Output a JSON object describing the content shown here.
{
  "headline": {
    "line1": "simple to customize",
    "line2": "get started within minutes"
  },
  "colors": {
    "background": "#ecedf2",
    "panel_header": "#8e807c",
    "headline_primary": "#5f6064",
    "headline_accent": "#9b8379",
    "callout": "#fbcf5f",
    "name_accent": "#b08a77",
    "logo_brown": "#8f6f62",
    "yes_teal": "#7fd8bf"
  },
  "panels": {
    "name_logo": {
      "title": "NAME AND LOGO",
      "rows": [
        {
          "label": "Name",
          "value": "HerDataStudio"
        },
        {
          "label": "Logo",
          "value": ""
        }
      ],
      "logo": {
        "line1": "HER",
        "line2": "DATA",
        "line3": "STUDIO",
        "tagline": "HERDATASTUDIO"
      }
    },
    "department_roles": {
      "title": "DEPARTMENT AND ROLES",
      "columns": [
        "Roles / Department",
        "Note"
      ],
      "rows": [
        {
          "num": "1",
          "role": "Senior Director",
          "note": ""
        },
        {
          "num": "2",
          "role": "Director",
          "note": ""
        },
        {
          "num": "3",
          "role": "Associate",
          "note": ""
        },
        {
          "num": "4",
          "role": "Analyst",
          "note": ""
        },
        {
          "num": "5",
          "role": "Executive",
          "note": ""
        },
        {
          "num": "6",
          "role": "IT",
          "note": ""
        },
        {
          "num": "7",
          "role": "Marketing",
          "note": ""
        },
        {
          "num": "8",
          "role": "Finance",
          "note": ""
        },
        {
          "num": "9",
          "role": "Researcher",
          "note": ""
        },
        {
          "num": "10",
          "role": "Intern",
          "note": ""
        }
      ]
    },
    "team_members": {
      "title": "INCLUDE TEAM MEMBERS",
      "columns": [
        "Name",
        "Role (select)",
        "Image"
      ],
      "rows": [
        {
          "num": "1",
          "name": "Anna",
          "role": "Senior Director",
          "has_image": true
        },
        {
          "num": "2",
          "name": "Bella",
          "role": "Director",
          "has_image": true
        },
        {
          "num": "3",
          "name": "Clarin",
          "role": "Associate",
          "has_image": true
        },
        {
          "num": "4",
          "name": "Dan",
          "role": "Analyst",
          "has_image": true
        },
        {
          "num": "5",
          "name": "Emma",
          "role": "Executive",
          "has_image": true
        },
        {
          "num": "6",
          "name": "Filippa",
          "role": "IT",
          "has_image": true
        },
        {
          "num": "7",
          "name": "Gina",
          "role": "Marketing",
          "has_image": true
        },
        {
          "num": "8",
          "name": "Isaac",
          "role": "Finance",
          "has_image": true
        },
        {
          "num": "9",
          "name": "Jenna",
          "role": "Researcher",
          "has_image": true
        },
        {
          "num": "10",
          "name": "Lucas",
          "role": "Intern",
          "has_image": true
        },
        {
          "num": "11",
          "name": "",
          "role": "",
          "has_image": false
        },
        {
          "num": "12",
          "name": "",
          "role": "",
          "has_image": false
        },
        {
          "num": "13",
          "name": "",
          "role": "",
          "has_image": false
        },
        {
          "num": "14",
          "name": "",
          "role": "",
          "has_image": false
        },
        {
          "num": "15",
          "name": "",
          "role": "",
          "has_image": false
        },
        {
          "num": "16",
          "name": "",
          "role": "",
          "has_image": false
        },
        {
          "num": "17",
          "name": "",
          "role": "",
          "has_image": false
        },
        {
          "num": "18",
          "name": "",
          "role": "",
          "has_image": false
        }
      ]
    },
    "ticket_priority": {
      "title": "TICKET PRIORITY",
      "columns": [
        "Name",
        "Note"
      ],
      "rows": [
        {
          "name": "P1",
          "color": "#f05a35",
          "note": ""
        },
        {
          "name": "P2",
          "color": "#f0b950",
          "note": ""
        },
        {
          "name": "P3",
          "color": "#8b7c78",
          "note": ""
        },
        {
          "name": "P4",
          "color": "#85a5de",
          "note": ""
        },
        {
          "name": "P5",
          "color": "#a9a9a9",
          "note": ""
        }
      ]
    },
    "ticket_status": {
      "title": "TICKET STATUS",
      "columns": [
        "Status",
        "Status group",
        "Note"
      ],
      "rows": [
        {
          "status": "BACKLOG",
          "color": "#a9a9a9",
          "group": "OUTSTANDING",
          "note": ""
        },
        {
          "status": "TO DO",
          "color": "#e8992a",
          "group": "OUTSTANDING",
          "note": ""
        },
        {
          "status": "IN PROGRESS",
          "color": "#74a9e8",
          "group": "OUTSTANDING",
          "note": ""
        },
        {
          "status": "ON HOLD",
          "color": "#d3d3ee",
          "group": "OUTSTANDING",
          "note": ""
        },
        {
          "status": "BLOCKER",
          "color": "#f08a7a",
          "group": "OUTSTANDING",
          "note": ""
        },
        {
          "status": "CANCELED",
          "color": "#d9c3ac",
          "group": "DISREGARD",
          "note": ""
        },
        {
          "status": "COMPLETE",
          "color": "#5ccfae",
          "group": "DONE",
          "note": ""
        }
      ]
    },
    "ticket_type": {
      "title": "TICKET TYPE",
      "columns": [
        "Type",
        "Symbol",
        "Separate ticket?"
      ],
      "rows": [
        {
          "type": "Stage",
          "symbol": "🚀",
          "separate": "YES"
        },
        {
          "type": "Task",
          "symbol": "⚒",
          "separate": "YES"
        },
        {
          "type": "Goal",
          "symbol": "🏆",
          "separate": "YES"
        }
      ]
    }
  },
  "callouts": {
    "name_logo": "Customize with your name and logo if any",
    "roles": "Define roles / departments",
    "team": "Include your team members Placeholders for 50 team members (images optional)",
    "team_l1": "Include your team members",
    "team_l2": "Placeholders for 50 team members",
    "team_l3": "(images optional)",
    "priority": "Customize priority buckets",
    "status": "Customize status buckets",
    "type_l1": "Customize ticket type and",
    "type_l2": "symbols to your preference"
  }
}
+---+
What the task asks – Copy all the records above precisely.

Answer below –
Output a JSON object describing the content shown here.
{
  "headline": {
    "line1": "simple to customize",
    "line2": "get started within minutes"
  },
  "colors": {
    "background": "#ecedf2",
    "panel_header": "#8e807c",
    "headline_primary": "#5f6064",
    "headline_accent": "#9b8379",
    "callout": "#fbcf5f",
    "name_accent": "#b08a77",
    "logo_brown": "#8f6f62",
    "yes_teal": "#7fd8bf"
  },
  "panels": {
    "name_logo": {
      "title": "NAME AND LOGO",
      "rows": [
        {
          "label": "Name",
          "value": "HerDataStudio"
        },
        {
          "label": "Logo",
          "value": ""
        }
      ],
      "logo": {
        "line1": "HER",
        "line2": "DATA",
        "line3": "STUDIO",
        "tagline": "HERDATASTUDIO"
      }
    },
    "department_roles": {
      "title": "DEPARTMENT AND ROLES",
      "columns": [
        "Roles / Department",
        "Note"
      ],
      "rows": [
        {
          "num": "1",
          "role": "Senior Director",
          "note": ""
        },
        {
          "num": "2",
          "role": "Director",
          "note": ""
        },
        {
          "num": "3",
          "role": "Associate",
          "note": ""
        },
        {
          "num": "4",
          "role": "Analyst",
          "note": ""
        },
        {
          "num": "5",
          "role": "Executive",
          "note": ""
        },
        {
          "num": "6",
          "role": "IT",
          "note": ""
        },
        {
          "num": "7",
          "role": "Marketing",
          "note": ""
        },
        {
          "num": "8",
          "role": "Finance",
          "note": ""
        },
        {
          "num": "9",
          "role": "Researcher",
          "note": ""
        },
        {
          "num": "10",
          "role": "Intern",
          "note": ""
        }
      ]
    },
    "team_members": {
      "title": "INCLUDE TEAM MEMBERS",
      "columns": [
        "Name",
        "Role (select)",
        "Image"
      ],
      "rows": [
        {
          "num": "1",
          "name": "Anna",
          "role": "Senior Director",
          "has_image": true
        },
        {
          "num": "2",
          "name": "Bella",
          "role": "Director",
          "has_image": true
        },
        {
          "num": "3",
          "name": "Clarin",
          "role": "Associate",
          "has_image": true
        },
        {
          "num": "4",
          "name": "Dan",
          "role": "Analyst",
          "has_image": true
        },
        {
          "num": "5",
          "name": "Emma",
          "role": "Executive",
          "has_image": true
        },
        {
          "num": "6",
          "name": "Filippa",
          "role": "IT",
          "has_image": true
        },
        {
          "num": "7",
          "name": "Gina",
          "role": "Marketing",
          "has_image": true
        },
        {
          "num": "8",
          "name": "Isaac",
          "role": "Finance",
          "has_image": true
        },
        {
          "num": "9",
          "name": "Jenna",
          "role": "Researcher",
          "has_image": true
        },
        {
          "num": "10",
          "name": "Lucas",
          "role": "Intern",
          "has_image": true
        },
        {
          "num": "11",
          "name": "",
          "role": "",
          "has_image": false
        },
        {
          "num": "12",
          "name": "",
          "role": "",
          "has_image": false
        },
        {
          "num": "13",
          "name": "",
          "role": "",
          "has_image": false
        },
        {
          "num": "14",
          "name": "",
          "role": "",
          "has_image": false
        },
        {
          "num": "15",
          "name": "",
          "role": "",
          "has_image": false
        },
        {
          "num": "16",
          "name": "",
          "role": "",
          "has_image": false
        },
        {
          "num": "17",
          "name": "",
          "role": "",
          "has_image": false
        },
        {
          "num": "18",
          "name": "",
          "role": "",
          "has_image": false
        }
      ]
    },
    "ticket_priority": {
      "title": "TICKET PRIORITY",
      "columns": [
        "Name",
        "Note"
      ],
      "rows": [
        {
          "name": "P1",
          "color": "#f05a35",
          "note": ""
        },
        {
          "name": "P2",
          "color": "#f0b950",
          "note": ""
        },
        {
          "name": "P3",
          "color": "#8b7c78",
          "note": ""
        },
        {
          "name": "P4",
          "color": "#85a5de",
          "note": ""
        },
        {
          "name": "P5",
          "color": "#a9a9a9",
          "note": ""
        }
      ]
    },
    "ticket_status": {
      "title": "TICKET STATUS",
      "columns": [
        "Status",
        "Status group",
        "Note"
      ],
      "rows": [
        {
          "status": "BACKLOG",
          "color": "#a9a9a9",
          "group": "OUTSTANDING",
          "note": ""
        },
        {
          "status": "TO DO",
          "color": "#e8992a",
          "group": "OUTSTANDING",
          "note": ""
        },
        {
          "status": "IN PROGRESS",
          "color": "#74a9e8",
          "group": "OUTSTANDING",
          "note": ""
        },
        {
          "status": "ON HOLD",
          "color": "#d3d3ee",
          "group": "OUTSTANDING",
          "note": ""
        },
        {
          "status": "BLOCKER",
          "color": "#f08a7a",
          "group": "OUTSTANDING",
          "note": ""
        },
        {
          "status": "CANCELED",
          "color": "#d9c3ac",
          "group": "DISREGARD",
          "note": ""
        },
        {
          "status": "COMPLETE",
          "color": "#5ccfae",
          "group": "DONE",
          "note": ""
        }
      ]
    },
    "ticket_type": {
      "title": "TICKET TYPE",
      "columns": [
        "Type",
        "Symbol",
        "Separate ticket?"
      ],
      "rows": [
        {
          "type": "Stage",
          "symbol": "🚀",
          "separate": "YES"
        },
        {
          "type": "Task",
          "symbol": "⚒",
          "separate": "YES"
        },
        {
          "type": "Goal",
          "symbol": "🏆",
          "separate": "YES"
        }
      ]
    }
  },
  "callouts": {
    "name_logo": "Customize with your name and logo if any",
    "roles": "Define roles / departments",
    "team": "Include your team members Placeholders for 50 team members (images optional)",
    "team_l1": "Include your team members",
    "team_l2": "Placeholders for 50 team members",
    "team_l3": "(images optional)",
    "priority": "Customize priority buckets",
    "status": "Customize status buckets",
    "type_l1": "Customize ticket type and",
    "type_l2": "symbols to your preference"
  }
}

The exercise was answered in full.